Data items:
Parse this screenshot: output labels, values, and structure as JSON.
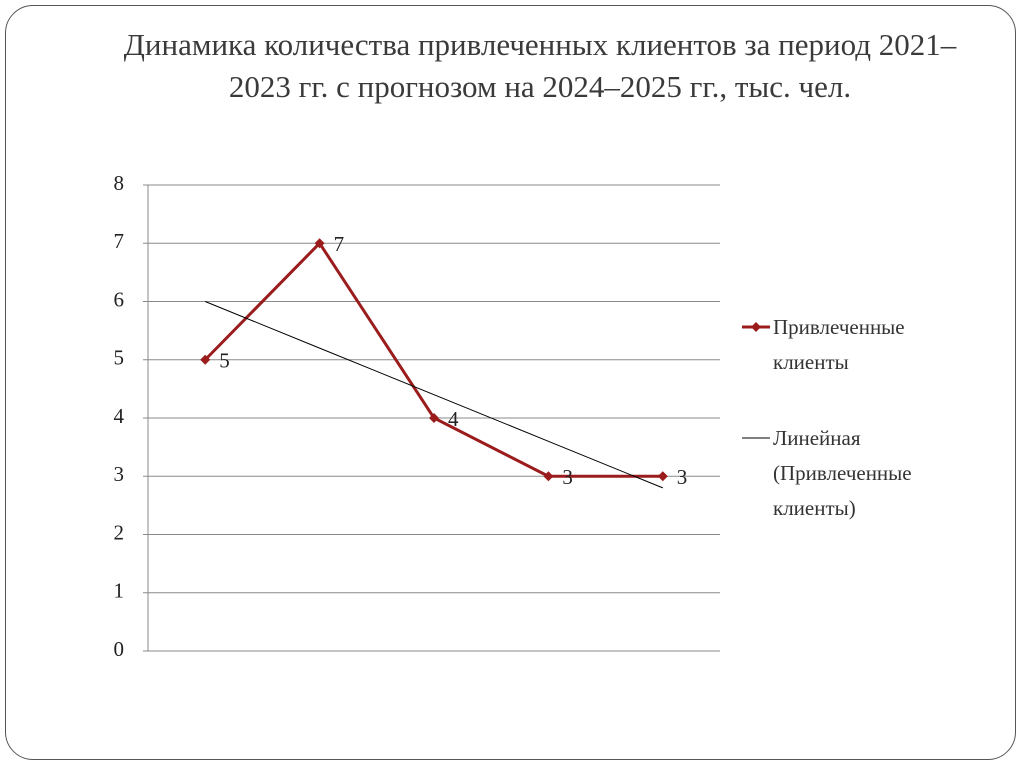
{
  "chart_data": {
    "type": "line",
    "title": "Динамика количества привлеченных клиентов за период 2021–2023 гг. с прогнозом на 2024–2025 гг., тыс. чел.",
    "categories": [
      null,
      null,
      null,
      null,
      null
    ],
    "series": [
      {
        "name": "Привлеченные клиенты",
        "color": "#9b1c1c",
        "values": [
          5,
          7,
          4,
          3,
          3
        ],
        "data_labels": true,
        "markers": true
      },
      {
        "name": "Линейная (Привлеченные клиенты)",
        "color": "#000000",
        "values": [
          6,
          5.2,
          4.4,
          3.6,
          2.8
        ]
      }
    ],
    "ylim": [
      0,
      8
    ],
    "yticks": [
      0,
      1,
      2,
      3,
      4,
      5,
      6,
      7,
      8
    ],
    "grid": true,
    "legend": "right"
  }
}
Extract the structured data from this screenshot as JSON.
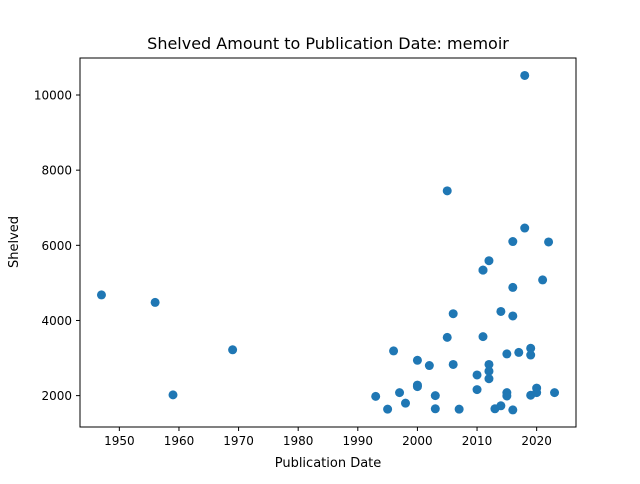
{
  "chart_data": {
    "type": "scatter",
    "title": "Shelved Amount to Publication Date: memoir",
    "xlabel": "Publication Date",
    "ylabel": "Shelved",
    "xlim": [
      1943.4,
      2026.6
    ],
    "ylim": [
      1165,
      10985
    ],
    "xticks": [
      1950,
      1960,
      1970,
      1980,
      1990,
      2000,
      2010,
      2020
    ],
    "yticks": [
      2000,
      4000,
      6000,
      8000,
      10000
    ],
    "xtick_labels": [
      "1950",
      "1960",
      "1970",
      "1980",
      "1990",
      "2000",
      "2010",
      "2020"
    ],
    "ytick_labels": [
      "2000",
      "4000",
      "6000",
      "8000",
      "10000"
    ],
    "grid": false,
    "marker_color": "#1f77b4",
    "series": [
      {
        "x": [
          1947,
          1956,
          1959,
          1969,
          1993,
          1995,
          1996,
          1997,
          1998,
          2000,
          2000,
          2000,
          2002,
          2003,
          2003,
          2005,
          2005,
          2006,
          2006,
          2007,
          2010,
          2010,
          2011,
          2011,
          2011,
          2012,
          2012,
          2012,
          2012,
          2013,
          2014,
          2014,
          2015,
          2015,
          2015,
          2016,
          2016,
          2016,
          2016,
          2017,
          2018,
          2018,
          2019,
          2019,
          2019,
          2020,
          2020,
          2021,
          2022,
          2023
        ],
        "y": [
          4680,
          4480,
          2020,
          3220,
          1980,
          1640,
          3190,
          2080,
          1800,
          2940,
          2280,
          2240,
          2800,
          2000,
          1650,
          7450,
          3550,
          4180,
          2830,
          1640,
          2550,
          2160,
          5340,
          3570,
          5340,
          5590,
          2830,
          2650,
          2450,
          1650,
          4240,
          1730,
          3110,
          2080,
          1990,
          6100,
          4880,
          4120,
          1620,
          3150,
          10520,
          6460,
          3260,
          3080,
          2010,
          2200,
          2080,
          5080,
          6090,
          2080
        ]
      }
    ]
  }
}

### [TASK TO CARRY OUT]
Look above for lines with the word "JSON" and copy them all.

### [FINISHED ANSWER]
Parse this screenshot: output labels, values, and structure as JSON.
Extract the structured data from this screenshot as JSON.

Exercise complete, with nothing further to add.